▶ INSTRUCTIONS TO FOLLOW: Find the lines that contain the word "указывается" and copy each one.

═══ PROVIDED DATA ═══

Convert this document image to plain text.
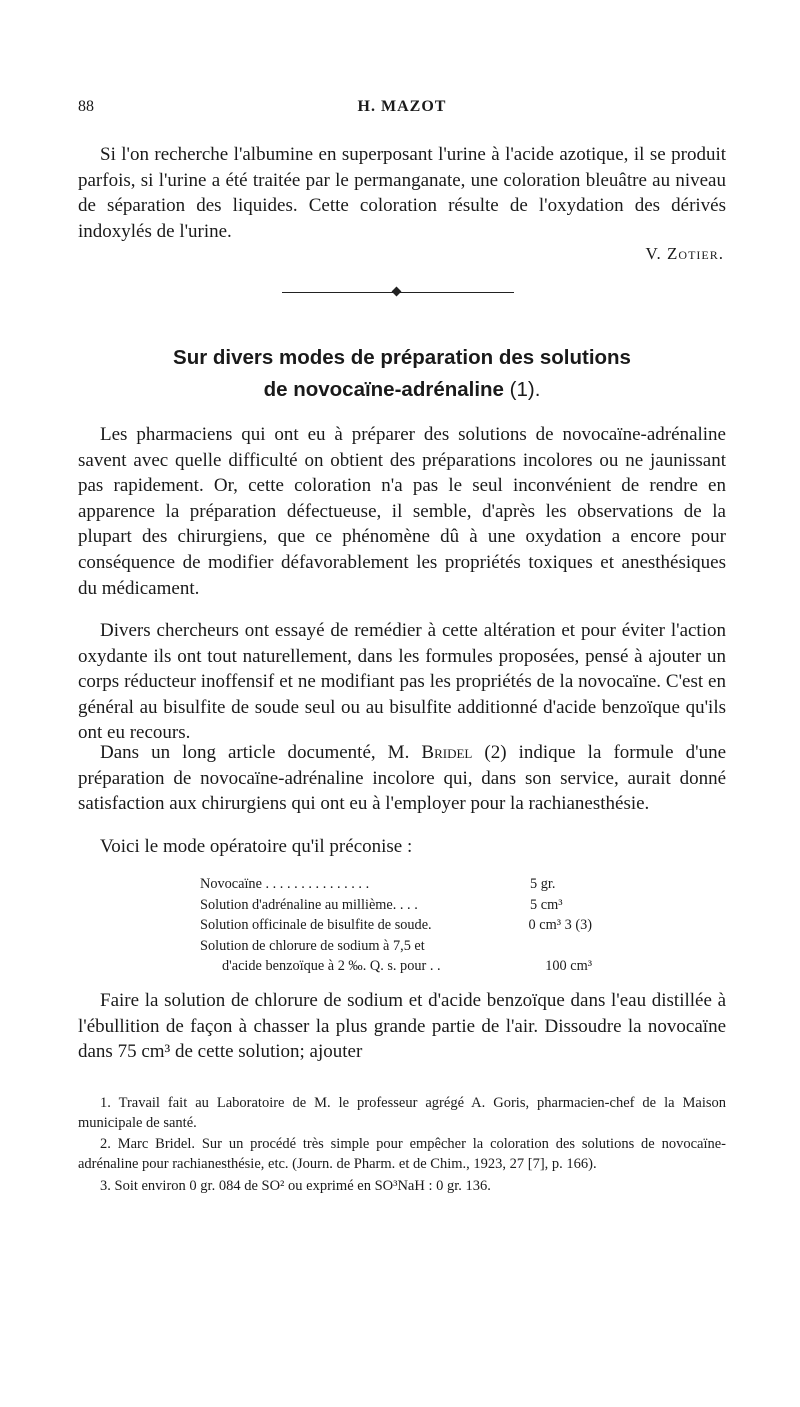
88	H. MAZOT

Si l'on recherche l'albumine en superposant l'urine à l'acide azotique, il se produit parfois, si l'urine a été traitée par le permanganate, une coloration bleuâtre au niveau de séparation des liquides. Cette coloration résulte de l'oxydation des dérivés indoxylés de l'urine.

V. Zotier.
Sur divers modes de préparation des solutions
de novocaïne-adrénaline (1).

Les pharmaciens qui ont eu à préparer des solutions de novocaïne-adrénaline savent avec quelle difficulté on obtient des préparations incolores ou ne jaunissant pas rapidement. Or, cette coloration n'a pas le seul inconvénient de rendre en apparence la préparation défectueuse, il semble, d'après les observations de la plupart des chirurgiens, que ce phénomène dû à une oxydation a encore pour conséquence de modifier défavorablement les propriétés toxiques et anesthésiques du médicament.

Divers chercheurs ont essayé de remédier à cette altération et pour éviter l'action oxydante ils ont tout naturellement, dans les formules proposées, pensé à ajouter un corps réducteur inoffensif et ne modifiant pas les propriétés de la novocaïne. C'est en général au bisulfite de soude seul ou au bisulfite additionné d'acide benzoïque qu'ils ont eu recours.

Dans un long article documenté, M. Bridel (2) indique la formule d'une préparation de novocaïne-adrénaline incolore qui, dans son service, aurait donné satisfaction aux chirurgiens qui ont eu à l'employer pour la rachianesthésie.

Voici le mode opératoire qu'il préconise :

Novocaïne . . . . . . . . . . . . . . .	5 gr.
Solution d'adrénaline au millième. . . .	5 cm³
Solution officinale de bisulfite de soude.	0 cm³ 3 (3)
Solution de chlorure de sodium à 7,5 et
d'acide benzoïque à 2 ‰. Q. s. pour . .	100 cm³

Faire la solution de chlorure de sodium et d'acide benzoïque dans l'eau distillée à l'ébullition de façon à chasser la plus grande partie de l'air. Dissoudre la novocaïne dans 75 cm³ de cette solution; ajouter

1. Travail fait au Laboratoire de M. le professeur agrégé A. Goris, pharmacien-chef de la Maison municipale de santé.

2. Marc Bridel. Sur un procédé très simple pour empêcher la coloration des solutions de novocaïne-adrénaline pour rachianesthésie, etc. (Journ. de Pharm. et de Chim., 1923, 27 [7], p. 166).

3. Soit environ 0 gr. 084 de SO² ou exprimé en SO³NaH : 0 gr. 136.
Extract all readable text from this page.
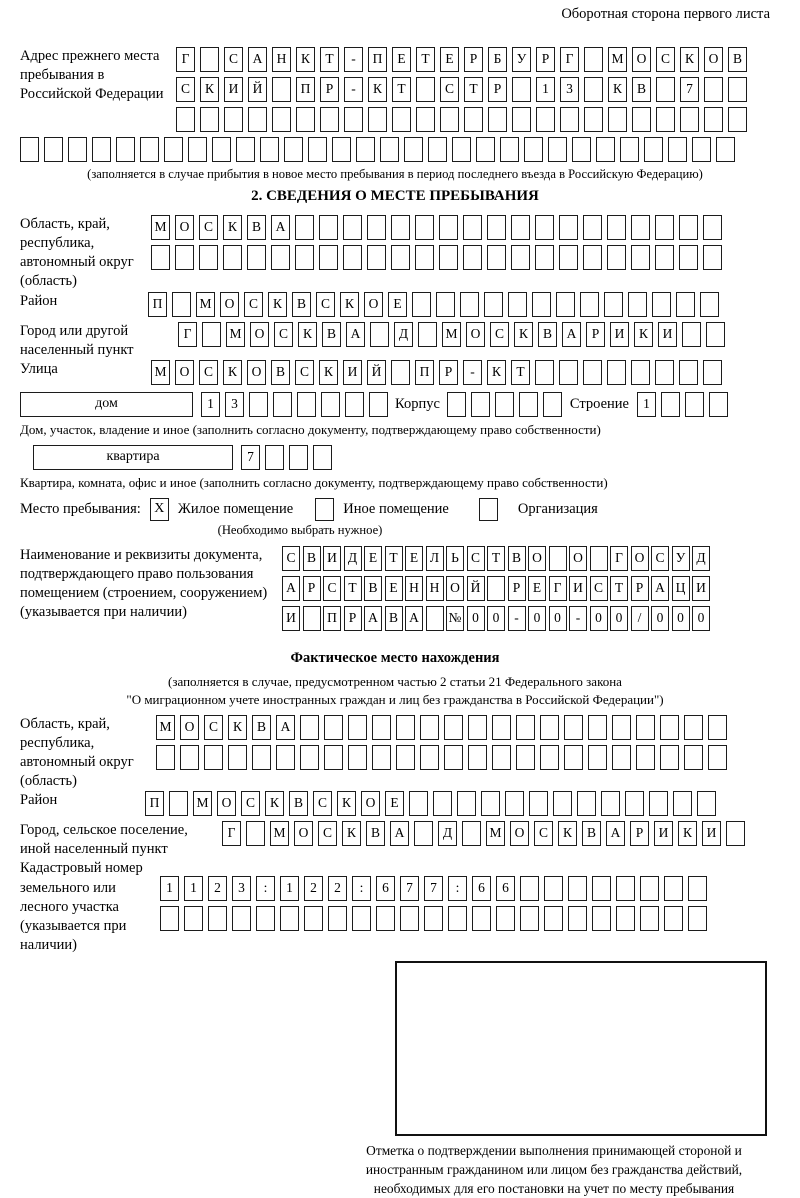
Оборотная сторона первого листа
Адрес прежнего места пребывания в Российской Федерации
Г	С А Н К Т - П Е Т Е Р Б У Р Г	М О С К О В
С К И Й	П Р - К Т	С Т Р	1 3	К В	7
(заполняется в случае прибытия в новое место пребывания в период последнего въезда в Российскую Федерацию)
2. СВЕДЕНИЯ О МЕСТЕ ПРЕБЫВАНИЯ
Область, край, республика, автономный округ (область)
М О С К В А
Район	П	М О С К В С К О Е
Город или другой населенный пункт
Г	М О С К В А	Д	М О С К В А Р И К И
Улица	М О С К О В С К И Й	П Р - К Т
дом	1 3	Корпус	Строение 1
Дом, участок, владение и иное (заполнить согласно документу, подтверждающему право собственности)
квартира	7
Квартира, комната, офис и иное (заполнить согласно документу, подтверждающему право собственности)
Место пребывания: X Жилое помещение	Иное помещение	Организация
(Необходимо выбрать нужное)
Наименование и реквизиты документа, подтверждающего право пользования помещением (строением, сооружением) (указывается при наличии)
С В И Д Е Т Е Л Ь С Т В О О Г О С У Д
А Р С Т В Е Н Н О Й Р Е Г И С Т Р А Ц И
И П Р А В А № 0 0 - 0 0 - 0 0 / 0 0 0
Фактическое место нахождения
(заполняется в случае, предусмотренном частью 2 статьи 21 Федерального закона
"О миграционном учете иностранных граждан и лиц без гражданства в Российской Федерации")
Область, край, республика, автономный округ (область)
М О С К В А
Район	П	М О С К В С К О Е
Город, сельское поселение, иной населенный пункт
Г	М О С К В А	Д	М О С К В А Р И К И
Кадастровый номер земельного или лесного участка (указывается при наличии)
1 1 2 3 : 1 2 2 : 6 7 7 : 6 6
Отметка о подтверждении выполнения принимающей стороной и иностранным гражданином или лицом без гражданства действий, необходимых для его постановки на учет по месту пребывания
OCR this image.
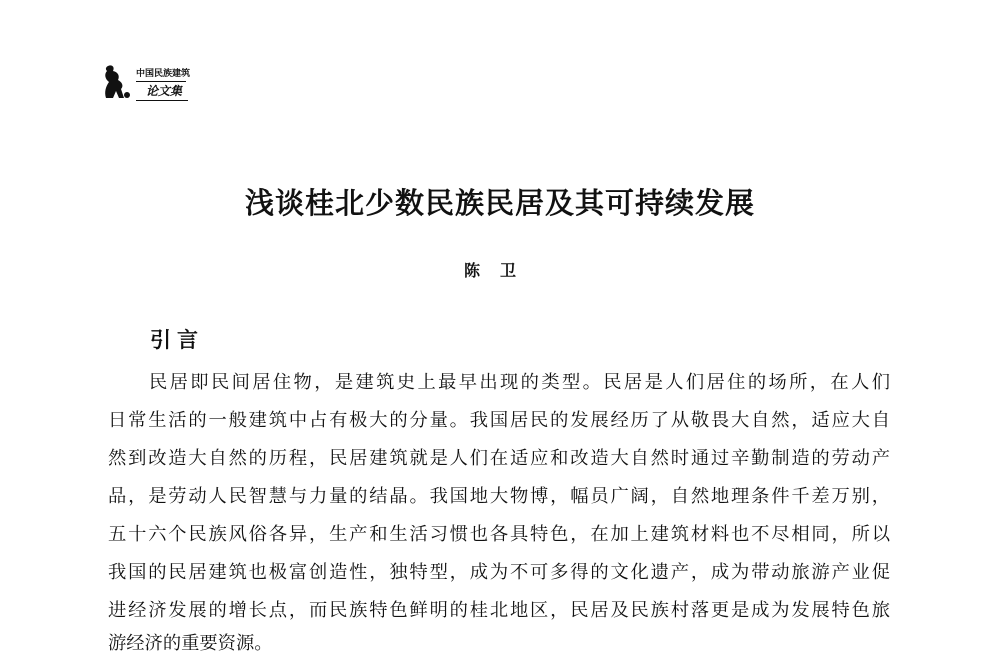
中国民族建筑
论文集
浅谈桂北少数民族民居及其可持续发展
陈卫
引言
民居即民间居住物，是建筑史上最早出现的类型。民居是人们居住的场所，在人们
日常生活的一般建筑中占有极大的分量。我国居民的发展经历了从敬畏大自然，适应大自
然到改造大自然的历程，民居建筑就是人们在适应和改造大自然时通过辛勤制造的劳动产
品，是劳动人民智慧与力量的结晶。我国地大物博，幅员广阔，自然地理条件千差万别，
五十六个民族风俗各异，生产和生活习惯也各具特色，在加上建筑材料也不尽相同，所以
我国的民居建筑也极富创造性，独特型，成为不可多得的文化遗产，成为带动旅游产业促
进经济发展的增长点，而民族特色鲜明的桂北地区，民居及民族村落更是成为发展特色旅
游经济的重要资源。
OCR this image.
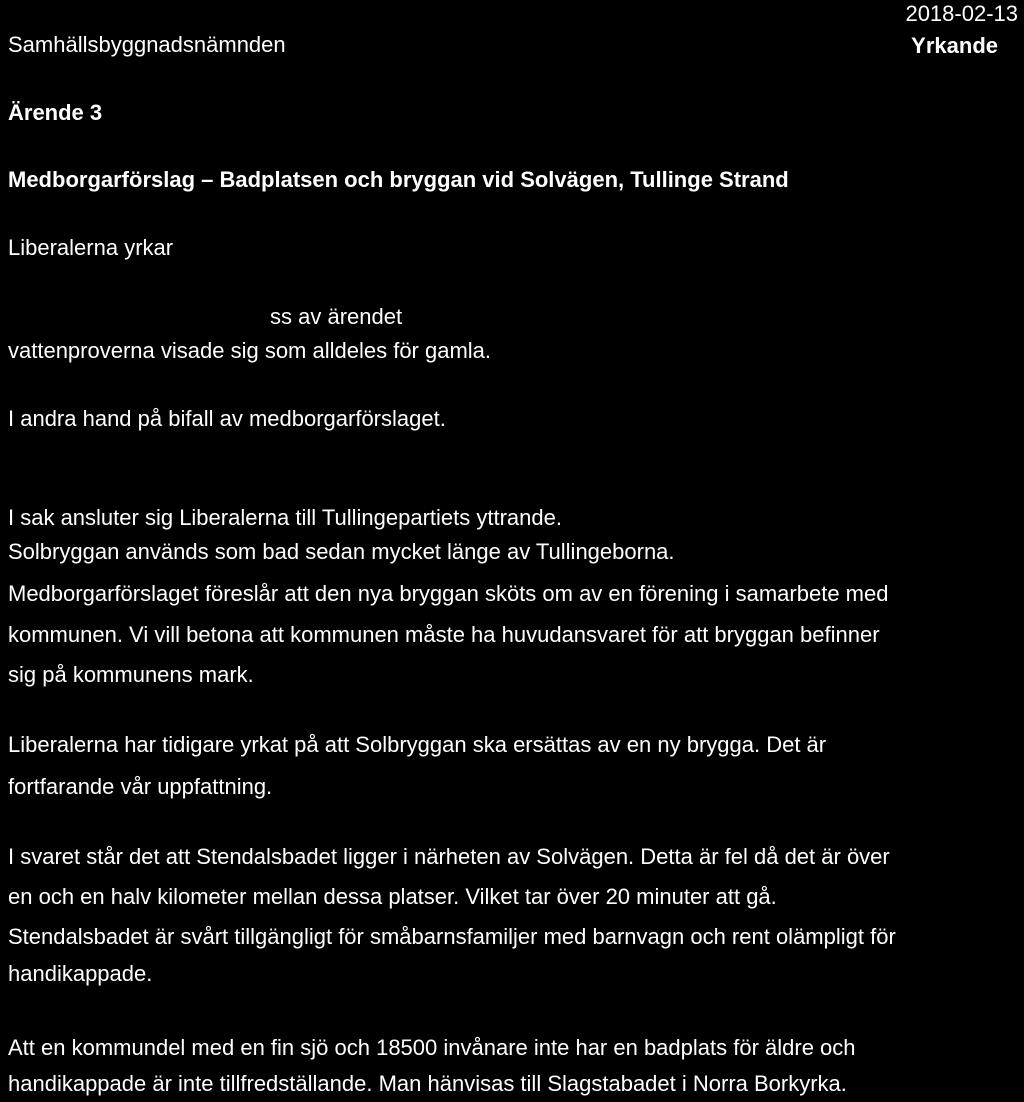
2018-02-13
Samhällsbyggnadsnämnden	Yrkande
Ärende 3
Medborgarförslag – Badplatsen och bryggan vid Solvägen, Tullinge Strand
Liberalerna yrkar
ss av ärendet
vattenproverna visade sig som alldeles för gamla.
I andra hand på bifall av medborgarförslaget.
I sak ansluter sig Liberalerna till Tullingepartiets yttrande.
Solbryggan används som bad sedan mycket länge av Tullingeborna.
Medborgarförslaget föreslår att den nya bryggan sköts om av en förening i samarbete med
kommunen. Vi vill betona att kommunen måste ha huvudansvaret för att bryggan befinner
sig på kommunens mark.
Liberalerna har tidigare yrkat på att Solbryggan ska ersättas av en ny brygga. Det är
fortfarande vår uppfattning.
I svaret står det att Stendalsbadet ligger i närheten av Solvägen. Detta är fel då det är över
en och en halv kilometer mellan dessa platser. Vilket tar över 20 minuter att gå.
Stendalsbadet är svårt tillgängligt för småbarnsfamiljer med barnvagn och rent olämpligt för
handikappade.
Att en kommundel med en fin sjö och 18500 invånare inte har en badplats för äldre och
handikappade är inte tillfredställande. Man hänvisas till Slagstabadet i Norra Borkyrka.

═══

▶ TASK ANSWER:
Наименование и реквизиты документа, подтверждающего право пользования помещением (строением, сооружением) (указывается при наличии)
Кадастровый номер земельного или лесного участка (указывается при наличии)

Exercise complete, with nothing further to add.